> _EXERCISE INSTRUCTIONS_: Copy every line with the string "type" in it.

─── SUPPLIED DATA

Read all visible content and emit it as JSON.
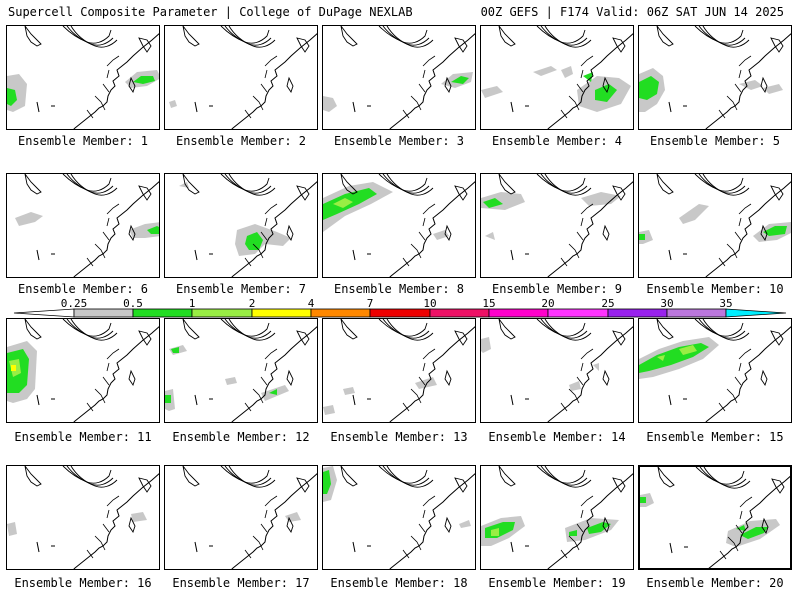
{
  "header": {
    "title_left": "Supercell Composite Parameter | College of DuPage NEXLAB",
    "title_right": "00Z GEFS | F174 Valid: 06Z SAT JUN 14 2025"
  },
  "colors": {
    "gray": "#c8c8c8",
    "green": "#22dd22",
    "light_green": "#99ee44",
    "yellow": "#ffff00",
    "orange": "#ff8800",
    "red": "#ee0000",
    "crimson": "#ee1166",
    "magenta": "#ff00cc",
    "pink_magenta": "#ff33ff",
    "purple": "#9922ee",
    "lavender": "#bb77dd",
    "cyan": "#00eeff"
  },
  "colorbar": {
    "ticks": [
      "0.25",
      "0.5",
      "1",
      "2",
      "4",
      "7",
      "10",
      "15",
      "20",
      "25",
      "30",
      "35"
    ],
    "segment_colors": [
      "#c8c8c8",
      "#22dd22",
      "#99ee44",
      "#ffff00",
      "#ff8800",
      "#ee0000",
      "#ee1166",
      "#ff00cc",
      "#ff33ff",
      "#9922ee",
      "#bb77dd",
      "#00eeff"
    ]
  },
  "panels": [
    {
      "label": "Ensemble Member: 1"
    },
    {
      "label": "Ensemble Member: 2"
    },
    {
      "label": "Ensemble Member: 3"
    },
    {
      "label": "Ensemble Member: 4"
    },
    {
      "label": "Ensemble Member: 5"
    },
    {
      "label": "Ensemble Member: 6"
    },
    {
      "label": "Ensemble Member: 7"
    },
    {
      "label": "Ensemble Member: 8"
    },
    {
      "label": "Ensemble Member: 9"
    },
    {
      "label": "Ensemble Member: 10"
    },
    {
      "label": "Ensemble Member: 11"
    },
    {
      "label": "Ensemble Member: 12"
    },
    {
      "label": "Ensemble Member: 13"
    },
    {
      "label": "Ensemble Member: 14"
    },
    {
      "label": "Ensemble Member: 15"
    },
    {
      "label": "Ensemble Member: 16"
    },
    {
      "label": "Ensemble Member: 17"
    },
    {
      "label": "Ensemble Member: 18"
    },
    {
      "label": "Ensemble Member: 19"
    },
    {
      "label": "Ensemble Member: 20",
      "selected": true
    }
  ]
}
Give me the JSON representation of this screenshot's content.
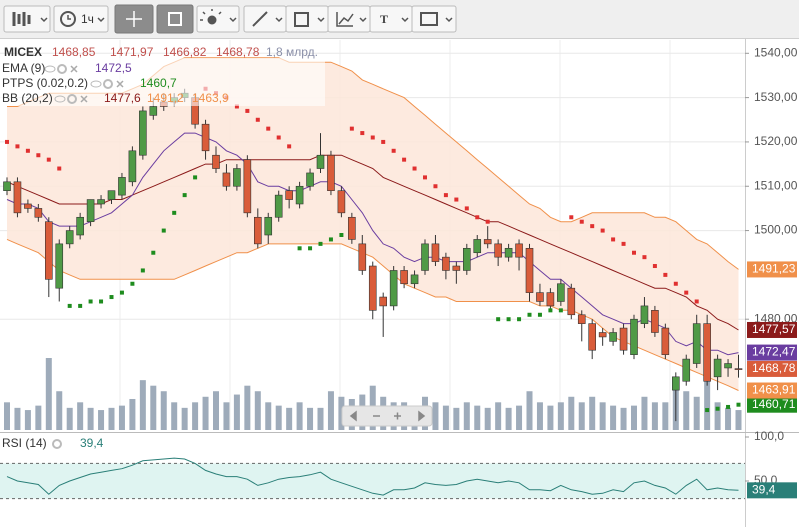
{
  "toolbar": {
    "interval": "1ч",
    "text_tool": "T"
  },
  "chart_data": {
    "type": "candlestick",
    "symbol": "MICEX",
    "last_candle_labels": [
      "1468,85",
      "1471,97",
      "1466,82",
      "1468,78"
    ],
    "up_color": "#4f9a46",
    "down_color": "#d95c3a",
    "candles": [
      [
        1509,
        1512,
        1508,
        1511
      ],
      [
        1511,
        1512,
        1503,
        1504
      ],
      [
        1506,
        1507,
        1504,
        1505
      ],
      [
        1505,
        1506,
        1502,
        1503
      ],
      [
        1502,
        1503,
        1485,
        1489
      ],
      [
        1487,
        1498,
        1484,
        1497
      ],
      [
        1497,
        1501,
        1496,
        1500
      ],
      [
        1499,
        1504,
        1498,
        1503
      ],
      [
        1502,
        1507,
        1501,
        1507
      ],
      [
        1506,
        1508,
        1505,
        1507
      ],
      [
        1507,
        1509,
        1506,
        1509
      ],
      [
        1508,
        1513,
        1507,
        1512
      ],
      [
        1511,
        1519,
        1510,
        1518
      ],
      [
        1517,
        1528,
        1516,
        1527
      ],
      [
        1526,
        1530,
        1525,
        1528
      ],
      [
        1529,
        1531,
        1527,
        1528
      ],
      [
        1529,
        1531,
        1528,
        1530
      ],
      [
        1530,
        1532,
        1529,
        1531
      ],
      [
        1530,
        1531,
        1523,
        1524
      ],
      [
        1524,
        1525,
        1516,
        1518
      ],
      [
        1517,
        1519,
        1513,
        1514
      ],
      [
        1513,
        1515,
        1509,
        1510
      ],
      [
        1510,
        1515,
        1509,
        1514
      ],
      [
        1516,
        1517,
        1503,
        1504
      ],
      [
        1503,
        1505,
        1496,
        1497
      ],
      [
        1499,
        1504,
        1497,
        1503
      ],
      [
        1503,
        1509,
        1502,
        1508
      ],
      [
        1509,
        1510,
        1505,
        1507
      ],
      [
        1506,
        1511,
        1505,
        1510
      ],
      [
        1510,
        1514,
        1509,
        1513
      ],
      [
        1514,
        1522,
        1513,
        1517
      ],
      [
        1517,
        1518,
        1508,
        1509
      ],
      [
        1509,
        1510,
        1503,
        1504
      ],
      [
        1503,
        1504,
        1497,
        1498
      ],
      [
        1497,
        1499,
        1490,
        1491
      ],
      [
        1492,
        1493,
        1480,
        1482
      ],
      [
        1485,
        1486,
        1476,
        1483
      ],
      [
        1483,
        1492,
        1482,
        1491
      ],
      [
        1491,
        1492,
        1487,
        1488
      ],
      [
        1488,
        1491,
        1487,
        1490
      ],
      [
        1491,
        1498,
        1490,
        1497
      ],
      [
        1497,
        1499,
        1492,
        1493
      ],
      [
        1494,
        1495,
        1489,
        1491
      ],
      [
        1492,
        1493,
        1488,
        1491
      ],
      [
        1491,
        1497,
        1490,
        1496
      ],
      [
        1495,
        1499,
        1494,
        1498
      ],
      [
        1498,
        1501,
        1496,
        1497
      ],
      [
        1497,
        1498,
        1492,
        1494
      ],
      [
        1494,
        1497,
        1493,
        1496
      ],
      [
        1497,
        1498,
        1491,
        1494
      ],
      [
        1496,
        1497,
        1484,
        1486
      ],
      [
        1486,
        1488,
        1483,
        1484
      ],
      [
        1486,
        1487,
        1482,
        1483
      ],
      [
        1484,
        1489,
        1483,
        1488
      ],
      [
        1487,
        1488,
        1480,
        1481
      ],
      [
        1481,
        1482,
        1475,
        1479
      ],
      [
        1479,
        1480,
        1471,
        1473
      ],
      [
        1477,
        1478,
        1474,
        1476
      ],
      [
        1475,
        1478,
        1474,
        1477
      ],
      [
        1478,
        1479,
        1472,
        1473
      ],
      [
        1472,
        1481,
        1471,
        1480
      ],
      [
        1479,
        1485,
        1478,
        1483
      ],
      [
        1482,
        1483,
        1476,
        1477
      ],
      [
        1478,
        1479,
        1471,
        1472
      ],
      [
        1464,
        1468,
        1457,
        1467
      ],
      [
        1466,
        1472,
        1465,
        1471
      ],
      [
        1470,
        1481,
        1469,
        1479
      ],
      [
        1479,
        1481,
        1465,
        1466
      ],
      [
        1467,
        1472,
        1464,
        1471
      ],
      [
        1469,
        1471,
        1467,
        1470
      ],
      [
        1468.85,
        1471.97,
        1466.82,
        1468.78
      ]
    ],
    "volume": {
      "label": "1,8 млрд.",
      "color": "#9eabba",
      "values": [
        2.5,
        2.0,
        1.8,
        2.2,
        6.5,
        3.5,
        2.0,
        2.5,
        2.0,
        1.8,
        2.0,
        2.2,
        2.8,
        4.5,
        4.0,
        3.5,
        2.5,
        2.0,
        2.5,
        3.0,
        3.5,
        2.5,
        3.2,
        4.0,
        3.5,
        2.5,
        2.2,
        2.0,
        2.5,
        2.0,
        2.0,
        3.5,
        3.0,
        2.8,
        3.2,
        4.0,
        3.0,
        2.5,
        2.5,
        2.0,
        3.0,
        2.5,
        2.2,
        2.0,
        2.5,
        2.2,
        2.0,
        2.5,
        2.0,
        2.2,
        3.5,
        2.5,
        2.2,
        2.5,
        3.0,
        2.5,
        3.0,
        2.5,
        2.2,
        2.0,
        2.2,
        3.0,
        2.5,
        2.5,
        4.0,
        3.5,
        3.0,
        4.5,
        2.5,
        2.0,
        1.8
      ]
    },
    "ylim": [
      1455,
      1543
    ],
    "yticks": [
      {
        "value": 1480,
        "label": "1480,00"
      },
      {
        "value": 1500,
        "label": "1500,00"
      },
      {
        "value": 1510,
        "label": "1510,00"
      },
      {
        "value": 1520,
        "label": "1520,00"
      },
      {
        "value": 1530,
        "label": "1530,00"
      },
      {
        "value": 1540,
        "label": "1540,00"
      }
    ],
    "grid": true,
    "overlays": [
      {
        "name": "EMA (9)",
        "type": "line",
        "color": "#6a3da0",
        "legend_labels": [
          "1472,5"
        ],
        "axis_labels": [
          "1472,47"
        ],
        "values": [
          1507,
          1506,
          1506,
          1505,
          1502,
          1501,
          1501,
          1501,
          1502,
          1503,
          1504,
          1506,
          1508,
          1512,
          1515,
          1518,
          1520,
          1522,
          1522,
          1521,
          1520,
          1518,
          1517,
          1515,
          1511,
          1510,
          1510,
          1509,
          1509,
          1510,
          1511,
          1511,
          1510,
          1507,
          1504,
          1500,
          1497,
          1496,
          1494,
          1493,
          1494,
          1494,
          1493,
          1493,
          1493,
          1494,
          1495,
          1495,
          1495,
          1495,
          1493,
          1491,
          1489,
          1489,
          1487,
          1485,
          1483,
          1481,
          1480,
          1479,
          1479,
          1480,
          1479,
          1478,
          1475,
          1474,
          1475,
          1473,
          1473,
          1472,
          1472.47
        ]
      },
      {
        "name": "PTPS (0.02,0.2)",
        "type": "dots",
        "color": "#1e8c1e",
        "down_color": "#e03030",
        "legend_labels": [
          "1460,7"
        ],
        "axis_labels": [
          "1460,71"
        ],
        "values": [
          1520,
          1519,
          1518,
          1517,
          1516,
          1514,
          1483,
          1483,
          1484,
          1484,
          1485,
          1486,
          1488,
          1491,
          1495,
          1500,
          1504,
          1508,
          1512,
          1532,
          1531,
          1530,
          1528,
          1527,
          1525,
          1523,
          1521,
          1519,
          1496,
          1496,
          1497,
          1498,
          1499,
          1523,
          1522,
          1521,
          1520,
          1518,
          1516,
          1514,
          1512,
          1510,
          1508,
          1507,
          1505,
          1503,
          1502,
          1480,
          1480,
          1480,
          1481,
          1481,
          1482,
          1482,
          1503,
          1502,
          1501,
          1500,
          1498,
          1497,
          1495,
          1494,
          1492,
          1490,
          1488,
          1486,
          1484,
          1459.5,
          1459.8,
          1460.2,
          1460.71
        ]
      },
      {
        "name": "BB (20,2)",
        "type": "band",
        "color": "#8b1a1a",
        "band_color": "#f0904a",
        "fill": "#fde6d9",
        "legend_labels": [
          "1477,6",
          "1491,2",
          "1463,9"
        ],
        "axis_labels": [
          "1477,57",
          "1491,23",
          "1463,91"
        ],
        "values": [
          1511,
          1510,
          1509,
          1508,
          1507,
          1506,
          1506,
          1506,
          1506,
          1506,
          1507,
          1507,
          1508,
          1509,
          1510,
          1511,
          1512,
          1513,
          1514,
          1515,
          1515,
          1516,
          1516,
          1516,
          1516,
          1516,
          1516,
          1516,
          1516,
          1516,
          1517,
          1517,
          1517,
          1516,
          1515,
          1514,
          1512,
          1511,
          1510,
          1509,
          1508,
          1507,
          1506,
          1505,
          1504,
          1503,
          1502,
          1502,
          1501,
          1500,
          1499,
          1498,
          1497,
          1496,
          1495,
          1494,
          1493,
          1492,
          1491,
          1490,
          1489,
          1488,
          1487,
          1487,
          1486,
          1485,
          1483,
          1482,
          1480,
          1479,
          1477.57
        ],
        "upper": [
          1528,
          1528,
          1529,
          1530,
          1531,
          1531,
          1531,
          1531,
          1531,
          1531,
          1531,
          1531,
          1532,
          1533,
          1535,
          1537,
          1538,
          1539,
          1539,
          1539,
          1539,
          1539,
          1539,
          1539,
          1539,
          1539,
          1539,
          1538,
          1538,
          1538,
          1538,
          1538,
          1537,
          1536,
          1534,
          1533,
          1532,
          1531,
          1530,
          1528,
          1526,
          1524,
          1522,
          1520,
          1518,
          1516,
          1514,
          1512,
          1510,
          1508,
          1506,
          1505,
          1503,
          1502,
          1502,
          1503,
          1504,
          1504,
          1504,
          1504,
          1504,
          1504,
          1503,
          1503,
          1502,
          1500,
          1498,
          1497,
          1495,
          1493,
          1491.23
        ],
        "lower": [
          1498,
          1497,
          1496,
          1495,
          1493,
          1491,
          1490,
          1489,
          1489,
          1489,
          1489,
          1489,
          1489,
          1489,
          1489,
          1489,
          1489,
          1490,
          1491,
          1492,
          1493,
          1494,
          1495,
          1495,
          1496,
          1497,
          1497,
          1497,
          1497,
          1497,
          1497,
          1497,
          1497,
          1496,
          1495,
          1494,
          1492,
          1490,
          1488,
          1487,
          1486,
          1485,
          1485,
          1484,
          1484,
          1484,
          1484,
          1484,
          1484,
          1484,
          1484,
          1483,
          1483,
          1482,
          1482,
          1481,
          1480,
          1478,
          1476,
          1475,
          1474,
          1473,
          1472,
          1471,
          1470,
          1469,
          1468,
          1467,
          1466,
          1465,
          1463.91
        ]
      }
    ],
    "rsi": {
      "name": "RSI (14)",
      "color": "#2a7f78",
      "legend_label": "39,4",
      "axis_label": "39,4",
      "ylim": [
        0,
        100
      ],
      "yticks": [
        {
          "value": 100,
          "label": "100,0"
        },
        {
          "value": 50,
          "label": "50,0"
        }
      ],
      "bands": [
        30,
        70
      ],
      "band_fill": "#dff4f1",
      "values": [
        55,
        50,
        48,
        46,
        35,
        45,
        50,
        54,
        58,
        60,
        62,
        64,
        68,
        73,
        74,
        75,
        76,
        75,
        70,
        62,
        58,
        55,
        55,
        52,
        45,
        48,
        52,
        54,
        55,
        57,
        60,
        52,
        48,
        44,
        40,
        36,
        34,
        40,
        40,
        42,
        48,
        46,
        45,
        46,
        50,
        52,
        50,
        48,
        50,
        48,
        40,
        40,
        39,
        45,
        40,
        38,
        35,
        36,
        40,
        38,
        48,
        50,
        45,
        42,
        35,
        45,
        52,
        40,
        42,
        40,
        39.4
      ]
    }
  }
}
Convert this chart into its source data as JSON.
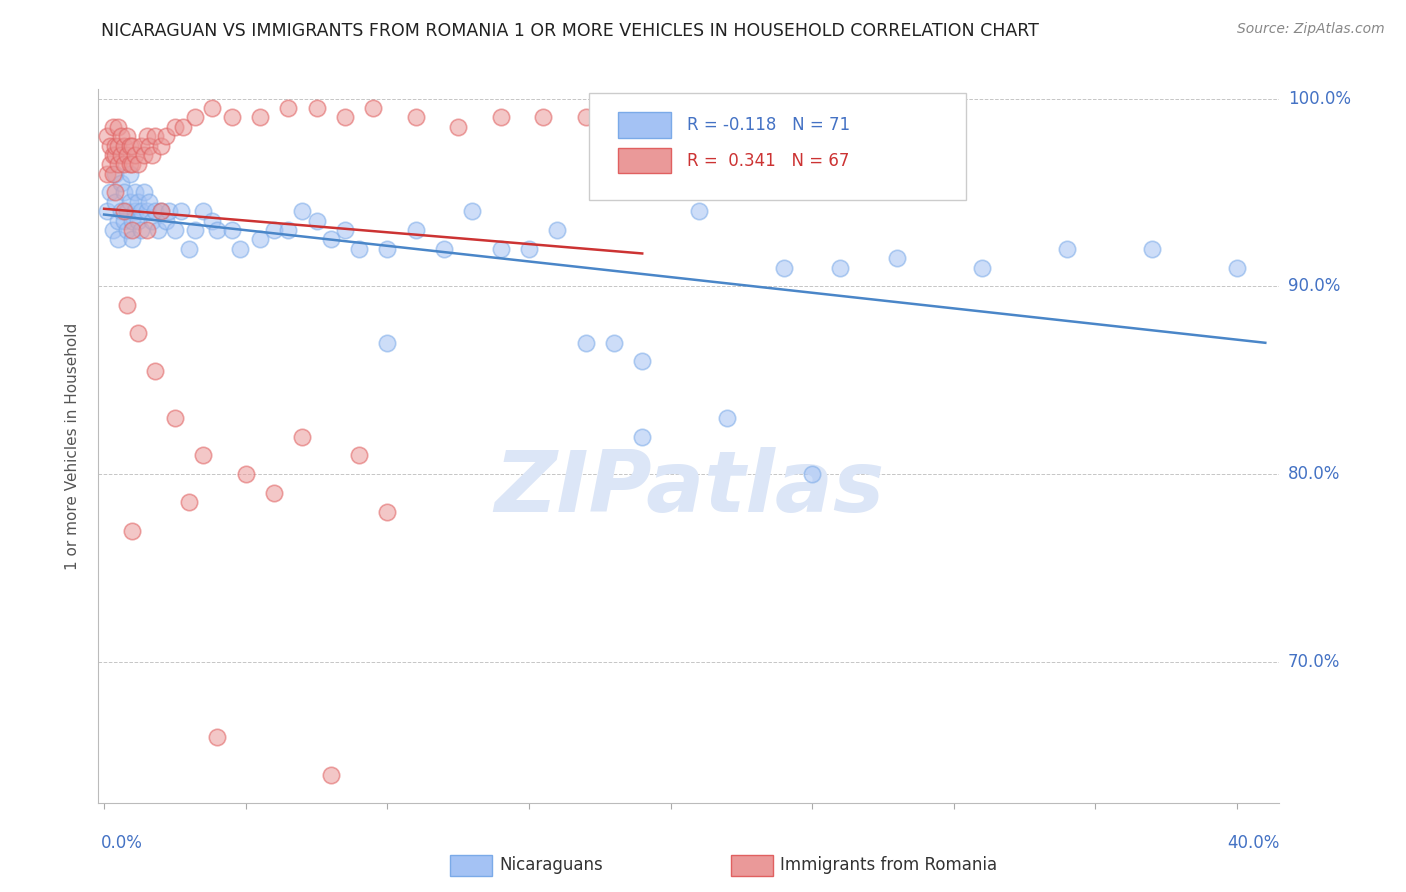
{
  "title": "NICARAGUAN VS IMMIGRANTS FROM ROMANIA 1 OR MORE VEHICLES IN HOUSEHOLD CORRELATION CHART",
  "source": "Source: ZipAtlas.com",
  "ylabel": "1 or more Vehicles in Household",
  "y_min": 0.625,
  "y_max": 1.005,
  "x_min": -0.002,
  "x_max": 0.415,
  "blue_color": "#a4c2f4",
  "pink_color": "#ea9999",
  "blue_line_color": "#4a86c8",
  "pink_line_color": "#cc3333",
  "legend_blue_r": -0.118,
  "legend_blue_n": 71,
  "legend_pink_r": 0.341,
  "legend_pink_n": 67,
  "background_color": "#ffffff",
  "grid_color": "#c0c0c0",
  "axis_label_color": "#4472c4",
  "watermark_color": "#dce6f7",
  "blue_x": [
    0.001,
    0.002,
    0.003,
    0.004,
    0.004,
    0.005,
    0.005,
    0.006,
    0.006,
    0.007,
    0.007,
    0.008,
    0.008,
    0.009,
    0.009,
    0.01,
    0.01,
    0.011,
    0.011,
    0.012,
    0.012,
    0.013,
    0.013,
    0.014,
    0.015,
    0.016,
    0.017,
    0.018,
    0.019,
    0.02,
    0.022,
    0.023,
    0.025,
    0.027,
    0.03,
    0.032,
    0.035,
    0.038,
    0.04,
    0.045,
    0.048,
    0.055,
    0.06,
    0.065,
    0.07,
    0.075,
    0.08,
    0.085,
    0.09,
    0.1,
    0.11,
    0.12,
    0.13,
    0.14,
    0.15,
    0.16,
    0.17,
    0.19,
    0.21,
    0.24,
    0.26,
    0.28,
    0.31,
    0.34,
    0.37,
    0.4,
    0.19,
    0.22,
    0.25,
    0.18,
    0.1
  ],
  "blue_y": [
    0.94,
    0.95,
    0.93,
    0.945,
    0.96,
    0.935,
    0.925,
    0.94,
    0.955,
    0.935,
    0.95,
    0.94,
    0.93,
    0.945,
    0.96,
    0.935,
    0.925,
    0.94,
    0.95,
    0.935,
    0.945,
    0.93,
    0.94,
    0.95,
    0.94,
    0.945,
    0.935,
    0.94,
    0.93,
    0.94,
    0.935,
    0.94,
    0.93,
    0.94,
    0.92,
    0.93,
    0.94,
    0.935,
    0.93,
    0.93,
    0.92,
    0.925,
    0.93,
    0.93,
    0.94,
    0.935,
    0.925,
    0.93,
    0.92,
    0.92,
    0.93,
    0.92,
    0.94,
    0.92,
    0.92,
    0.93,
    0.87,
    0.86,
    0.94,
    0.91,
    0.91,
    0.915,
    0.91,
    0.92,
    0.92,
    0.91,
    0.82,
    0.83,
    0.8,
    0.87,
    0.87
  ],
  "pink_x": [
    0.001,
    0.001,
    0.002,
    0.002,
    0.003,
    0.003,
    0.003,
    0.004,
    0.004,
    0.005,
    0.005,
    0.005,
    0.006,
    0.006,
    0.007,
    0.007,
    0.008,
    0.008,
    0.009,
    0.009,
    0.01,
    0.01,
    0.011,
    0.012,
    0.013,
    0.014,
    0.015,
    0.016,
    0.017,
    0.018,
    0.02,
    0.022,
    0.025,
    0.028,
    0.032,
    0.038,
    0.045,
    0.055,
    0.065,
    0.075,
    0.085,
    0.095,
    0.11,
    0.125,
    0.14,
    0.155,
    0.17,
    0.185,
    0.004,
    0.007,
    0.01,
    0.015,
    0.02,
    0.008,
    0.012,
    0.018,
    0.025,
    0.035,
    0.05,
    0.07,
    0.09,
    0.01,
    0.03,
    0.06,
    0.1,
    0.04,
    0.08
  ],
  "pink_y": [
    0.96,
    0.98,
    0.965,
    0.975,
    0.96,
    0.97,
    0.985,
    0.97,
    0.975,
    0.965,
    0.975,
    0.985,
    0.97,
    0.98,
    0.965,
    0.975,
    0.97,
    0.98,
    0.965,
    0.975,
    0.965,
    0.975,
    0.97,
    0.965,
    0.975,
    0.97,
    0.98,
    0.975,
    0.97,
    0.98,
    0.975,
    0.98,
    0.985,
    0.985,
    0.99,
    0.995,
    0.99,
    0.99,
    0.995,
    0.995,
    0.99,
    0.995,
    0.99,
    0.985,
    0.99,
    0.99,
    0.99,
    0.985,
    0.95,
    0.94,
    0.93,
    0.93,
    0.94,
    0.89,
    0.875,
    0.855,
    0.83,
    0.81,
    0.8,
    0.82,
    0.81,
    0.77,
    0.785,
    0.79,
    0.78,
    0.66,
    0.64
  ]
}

──────

> _ANSWER BELOW_:
    "type": "candlestick",
        "type": "line",
        "type": "dots",
        "type": "band",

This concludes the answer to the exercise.